▶ Record list:
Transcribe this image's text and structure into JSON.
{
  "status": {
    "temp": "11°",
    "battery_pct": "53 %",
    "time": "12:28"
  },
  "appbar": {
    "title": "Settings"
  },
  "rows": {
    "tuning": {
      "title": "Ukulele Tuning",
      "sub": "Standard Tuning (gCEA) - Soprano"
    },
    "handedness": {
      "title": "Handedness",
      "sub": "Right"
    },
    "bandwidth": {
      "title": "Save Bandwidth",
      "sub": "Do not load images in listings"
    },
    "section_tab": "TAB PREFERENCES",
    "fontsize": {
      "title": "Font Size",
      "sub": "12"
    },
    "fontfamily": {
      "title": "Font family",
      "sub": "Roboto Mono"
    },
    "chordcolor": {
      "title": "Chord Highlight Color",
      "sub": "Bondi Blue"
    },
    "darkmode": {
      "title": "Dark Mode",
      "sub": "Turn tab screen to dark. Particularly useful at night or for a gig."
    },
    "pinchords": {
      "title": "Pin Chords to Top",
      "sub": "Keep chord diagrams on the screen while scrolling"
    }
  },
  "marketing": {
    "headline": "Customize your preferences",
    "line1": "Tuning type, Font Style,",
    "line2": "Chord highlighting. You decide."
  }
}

▶ Work to do:
Reproduce the data in full, exactly as presented.

▶ Solution to this task:
Transcribe this image's text and structure into JSON.
{
  "status": {
    "temp": "11°",
    "battery_pct": "53 %",
    "time": "12:28"
  },
  "appbar": {
    "title": "Settings"
  },
  "rows": {
    "tuning": {
      "title": "Ukulele Tuning",
      "sub": "Standard Tuning (gCEA) - Soprano"
    },
    "handedness": {
      "title": "Handedness",
      "sub": "Right"
    },
    "bandwidth": {
      "title": "Save Bandwidth",
      "sub": "Do not load images in listings"
    },
    "section_tab": "TAB PREFERENCES",
    "fontsize": {
      "title": "Font Size",
      "sub": "12"
    },
    "fontfamily": {
      "title": "Font family",
      "sub": "Roboto Mono"
    },
    "chordcolor": {
      "title": "Chord Highlight Color",
      "sub": "Bondi Blue"
    },
    "darkmode": {
      "title": "Dark Mode",
      "sub": "Turn tab screen to dark. Particularly useful at night or for a gig."
    },
    "pinchords": {
      "title": "Pin Chords to Top",
      "sub": "Keep chord diagrams on the screen while scrolling"
    }
  },
  "marketing": {
    "headline": "Customize your preferences",
    "line1": "Tuning type, Font Style,",
    "line2": "Chord highlighting. You decide."
  }
}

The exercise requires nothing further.